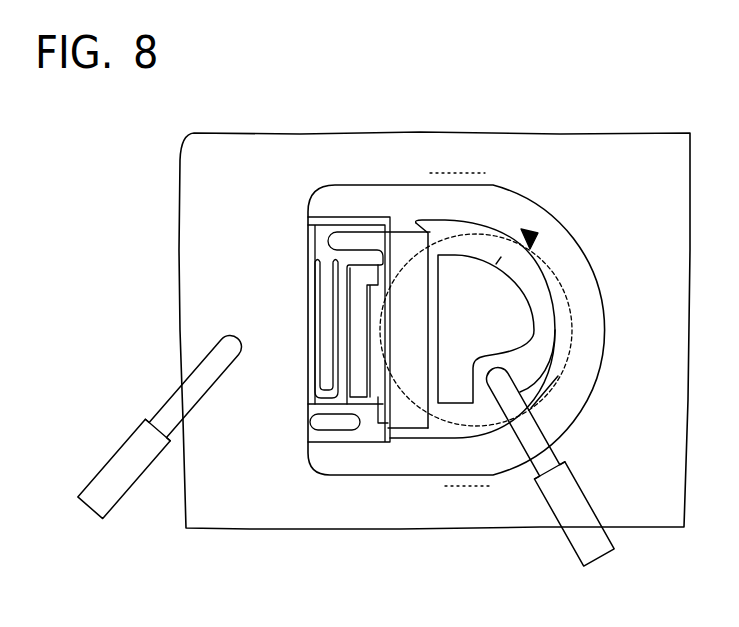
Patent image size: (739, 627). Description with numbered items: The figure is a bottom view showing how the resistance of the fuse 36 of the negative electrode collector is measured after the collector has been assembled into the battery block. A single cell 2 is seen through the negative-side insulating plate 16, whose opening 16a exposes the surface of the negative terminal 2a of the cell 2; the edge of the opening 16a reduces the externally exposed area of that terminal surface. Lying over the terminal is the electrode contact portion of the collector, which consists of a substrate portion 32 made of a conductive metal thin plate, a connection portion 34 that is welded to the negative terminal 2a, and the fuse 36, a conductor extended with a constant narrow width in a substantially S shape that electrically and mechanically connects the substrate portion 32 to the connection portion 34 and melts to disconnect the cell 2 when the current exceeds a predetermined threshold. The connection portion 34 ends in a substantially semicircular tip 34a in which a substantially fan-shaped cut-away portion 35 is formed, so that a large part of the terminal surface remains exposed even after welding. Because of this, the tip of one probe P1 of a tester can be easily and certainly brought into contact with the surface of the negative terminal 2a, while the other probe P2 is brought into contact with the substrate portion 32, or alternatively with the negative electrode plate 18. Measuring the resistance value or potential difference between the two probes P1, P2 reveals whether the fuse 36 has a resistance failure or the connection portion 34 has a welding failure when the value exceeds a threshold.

The cell 2 is at (531, 232).
The negative terminal 2a is at (498, 255).
The negative-side insulating plate 16 is at (402, 460).
The opening 16a is at (537, 265).
The negative electrode plate 18 is at (397, 330).
The substrate portion 32 is at (190, 323).
The connection portion 34 is at (530, 310).
The tip 34a is at (513, 362).
The cut-away portion 35 is at (530, 406).
The fuse 36 is at (337, 263).
The probe P1 is at (552, 513).
The probe P2 is at (138, 490).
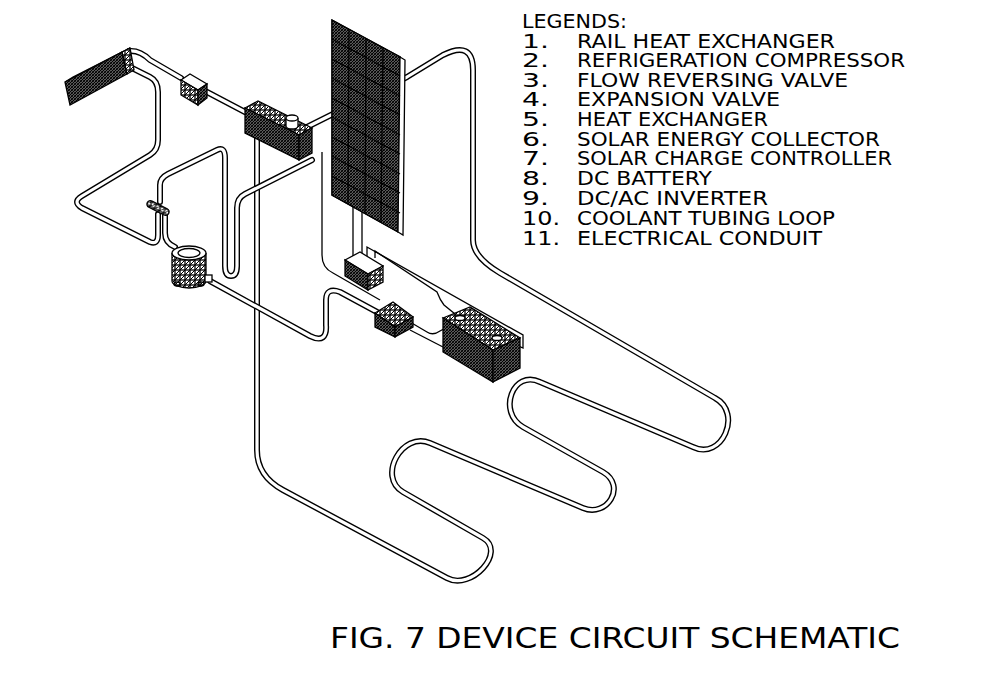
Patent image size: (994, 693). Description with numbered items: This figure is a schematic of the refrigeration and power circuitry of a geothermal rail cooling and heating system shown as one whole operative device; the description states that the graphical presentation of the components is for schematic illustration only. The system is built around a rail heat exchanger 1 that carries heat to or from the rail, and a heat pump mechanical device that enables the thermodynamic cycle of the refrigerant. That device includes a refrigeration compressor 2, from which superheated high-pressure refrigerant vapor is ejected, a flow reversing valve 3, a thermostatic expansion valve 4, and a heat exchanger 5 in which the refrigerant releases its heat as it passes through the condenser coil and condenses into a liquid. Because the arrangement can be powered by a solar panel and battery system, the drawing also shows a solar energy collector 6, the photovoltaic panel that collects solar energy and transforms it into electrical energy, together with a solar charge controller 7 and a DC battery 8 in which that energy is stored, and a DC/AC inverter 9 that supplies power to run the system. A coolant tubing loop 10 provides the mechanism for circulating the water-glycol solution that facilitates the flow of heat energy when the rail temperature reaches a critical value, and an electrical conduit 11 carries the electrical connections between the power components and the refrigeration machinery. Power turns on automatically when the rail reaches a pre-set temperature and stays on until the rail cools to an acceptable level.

The rail heat exchanger 1 is at (66, 88).
The refrigeration compressor 2 is at (182, 280).
The flow reversing valve 3 is at (148, 210).
The expansion valve 4 is at (197, 76).
The heat exchanger 5 is at (263, 105).
The solar energy collector 6 is at (365, 38).
The solar charge controller 7 is at (378, 283).
The DC battery 8 is at (483, 360).
The DC/AC inverter 9 is at (383, 323).
The coolant tubing loop 10 is at (472, 115).
The electrical conduit 11 is at (270, 307).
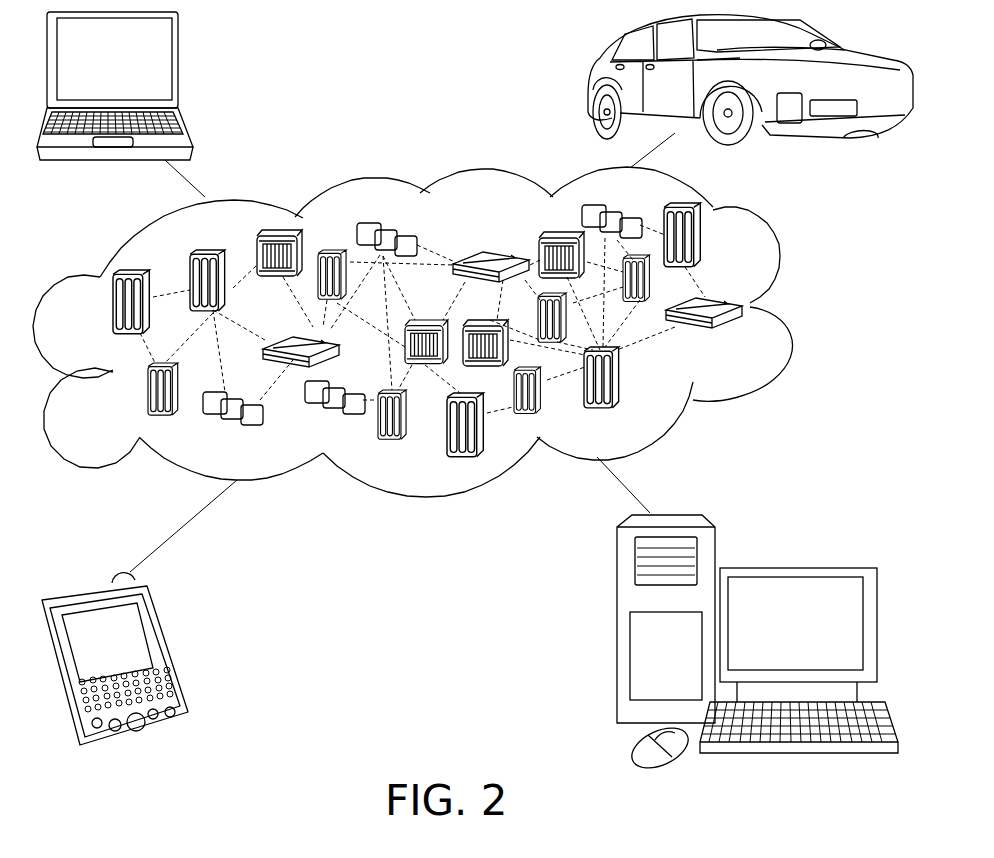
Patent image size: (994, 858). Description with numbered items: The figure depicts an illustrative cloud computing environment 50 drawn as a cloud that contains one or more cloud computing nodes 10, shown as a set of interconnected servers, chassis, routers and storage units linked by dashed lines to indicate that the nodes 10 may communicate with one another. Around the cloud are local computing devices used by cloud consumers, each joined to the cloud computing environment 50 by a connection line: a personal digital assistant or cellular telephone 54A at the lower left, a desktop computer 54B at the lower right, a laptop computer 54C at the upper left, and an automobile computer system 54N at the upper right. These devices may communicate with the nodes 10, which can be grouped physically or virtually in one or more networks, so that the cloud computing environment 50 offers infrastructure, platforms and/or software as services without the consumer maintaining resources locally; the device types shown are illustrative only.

The cloud computing node 10 is at (742, 338).
The cloud computing environment 50 is at (797, 310).
The personal digital assistant (PDA) or cellular telephone 54A is at (170, 650).
The desktop computer 54B is at (793, 567).
The laptop computer 54C is at (177, 70).
The automobile computer system 54N is at (590, 80).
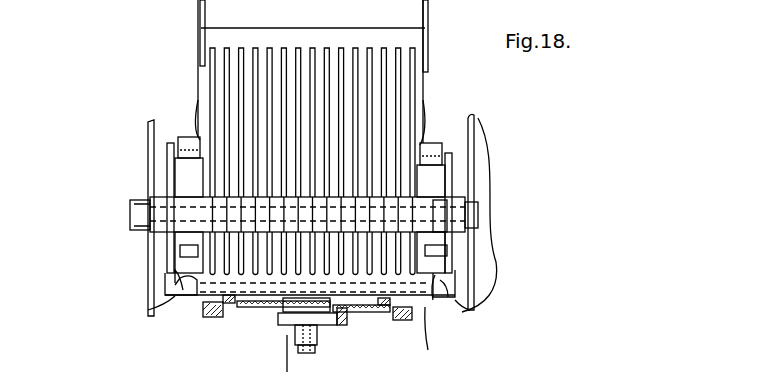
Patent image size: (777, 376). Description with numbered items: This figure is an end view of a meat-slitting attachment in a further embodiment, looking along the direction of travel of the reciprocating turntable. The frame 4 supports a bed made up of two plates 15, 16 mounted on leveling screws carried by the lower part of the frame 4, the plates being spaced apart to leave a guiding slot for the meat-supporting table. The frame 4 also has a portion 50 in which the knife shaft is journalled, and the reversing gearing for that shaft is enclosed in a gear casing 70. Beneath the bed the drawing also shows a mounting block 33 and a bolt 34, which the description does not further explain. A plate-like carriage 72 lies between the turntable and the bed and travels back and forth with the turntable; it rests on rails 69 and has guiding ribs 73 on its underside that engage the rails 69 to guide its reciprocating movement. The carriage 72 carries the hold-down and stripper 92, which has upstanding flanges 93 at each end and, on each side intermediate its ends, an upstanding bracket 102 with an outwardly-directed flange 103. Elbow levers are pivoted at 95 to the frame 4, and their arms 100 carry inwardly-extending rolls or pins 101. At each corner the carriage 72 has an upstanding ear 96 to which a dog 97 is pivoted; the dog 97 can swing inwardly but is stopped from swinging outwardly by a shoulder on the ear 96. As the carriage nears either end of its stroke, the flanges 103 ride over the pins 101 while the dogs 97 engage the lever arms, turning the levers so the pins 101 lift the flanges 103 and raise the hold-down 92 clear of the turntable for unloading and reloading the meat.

The frame 4 is at (473, 305).
The plate 15 is at (248, 308).
The plate 16 is at (367, 307).
The mounting block 33 is at (285, 318).
The bolt 34 is at (340, 323).
The frame portion 50 is at (149, 146).
The rail 69 is at (225, 310).
The gear casing 70 is at (483, 186).
The carriage 72 is at (439, 341).
The guiding rib 73 is at (234, 301).
The hold-down and stripper 92 is at (311, 35).
The upstanding flange 93 is at (200, 20).
The pivot 95 is at (150, 220).
The upstanding ear 96 is at (175, 285).
The dog 97 is at (168, 265).
The arm 100 is at (170, 161).
The roll or pin 101 is at (179, 138).
The upstanding bracket 102 is at (202, 137).
The outwardly-directed flange 103 is at (192, 138).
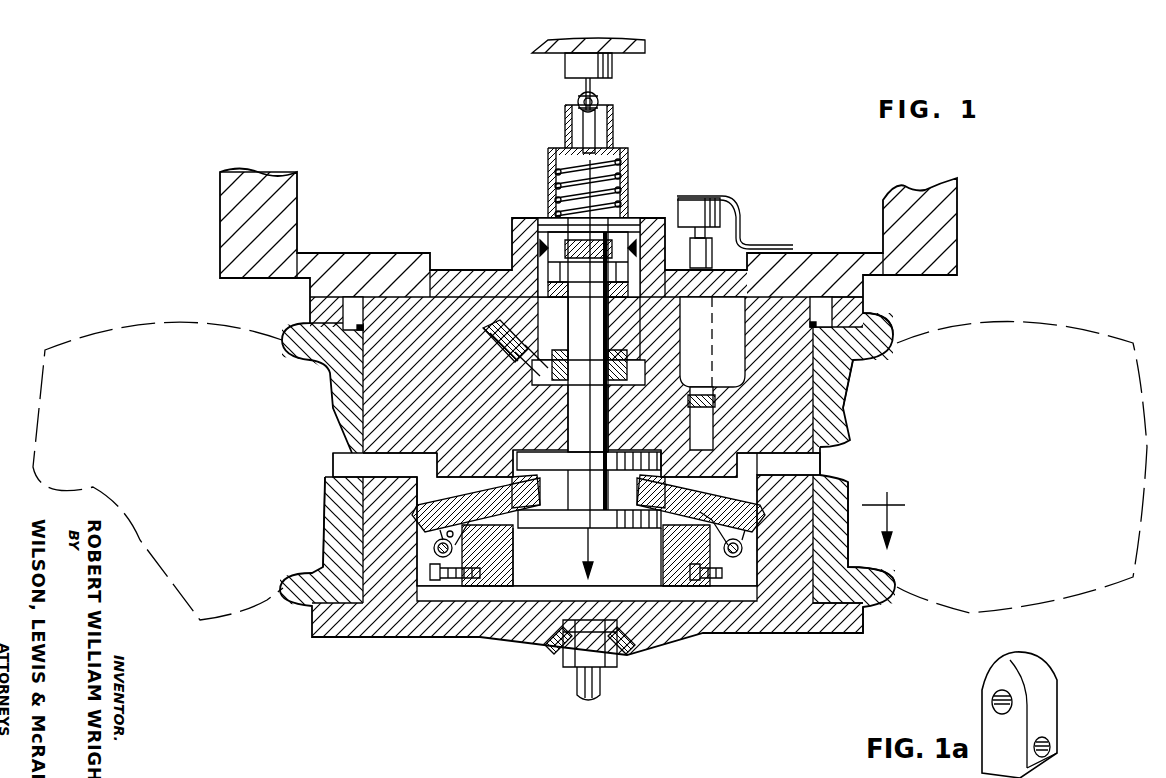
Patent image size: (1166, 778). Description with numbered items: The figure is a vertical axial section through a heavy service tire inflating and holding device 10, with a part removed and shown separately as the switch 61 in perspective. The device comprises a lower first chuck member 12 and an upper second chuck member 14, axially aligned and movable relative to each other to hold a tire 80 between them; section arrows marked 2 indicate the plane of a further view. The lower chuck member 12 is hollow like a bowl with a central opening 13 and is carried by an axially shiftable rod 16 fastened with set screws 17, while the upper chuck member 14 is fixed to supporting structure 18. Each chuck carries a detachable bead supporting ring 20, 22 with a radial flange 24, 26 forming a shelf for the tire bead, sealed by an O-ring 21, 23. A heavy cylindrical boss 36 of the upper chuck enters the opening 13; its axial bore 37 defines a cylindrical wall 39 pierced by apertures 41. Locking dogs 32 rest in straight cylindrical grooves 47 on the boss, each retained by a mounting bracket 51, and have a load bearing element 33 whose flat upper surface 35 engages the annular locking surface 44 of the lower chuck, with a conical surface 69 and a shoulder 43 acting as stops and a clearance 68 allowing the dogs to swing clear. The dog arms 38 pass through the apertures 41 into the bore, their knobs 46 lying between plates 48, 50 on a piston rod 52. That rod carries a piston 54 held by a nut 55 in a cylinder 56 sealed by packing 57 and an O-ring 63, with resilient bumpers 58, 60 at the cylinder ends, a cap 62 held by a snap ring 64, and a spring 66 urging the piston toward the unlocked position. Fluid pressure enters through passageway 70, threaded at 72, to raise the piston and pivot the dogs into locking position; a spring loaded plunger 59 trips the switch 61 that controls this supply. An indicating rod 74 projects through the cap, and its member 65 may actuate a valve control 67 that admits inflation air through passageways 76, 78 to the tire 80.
● ● ● ● ●
- _Exercise_:
Rewrite the stretch of lines from the one containing "Patent image size: (994, 858)." through the one containing "The cloud computing node 10 is at (742, 338).", substituting "shows" for "depicts" and leaving everything else unchanged.

- _Final result_:
Patent image size: (994, 858). Description with numbered items: The figure shows an illustrative cloud computing environment 50 drawn as a cloud that contains one or more cloud computing nodes 10, shown as a set of interconnected servers, chassis, routers and storage units linked by dashed lines to indicate that the nodes 10 may communicate with one another. Around the cloud are local computing devices used by cloud consumers, each joined to the cloud computing environment 50 by a connection line: a personal digital assistant or cellular telephone 54A at the lower left, a desktop computer 54B at the lower right, a laptop computer 54C at the upper left, and an automobile computer system 54N at the upper right. These devices may communicate with the nodes 10, which can be grouped physically or virtually in one or more networks, so that the cloud computing environment 50 offers infrastructure, platforms and/or software as services without the consumer maintaining resources locally; the device types shown are illustrative only.

The cloud computing node 10 is at (742, 338).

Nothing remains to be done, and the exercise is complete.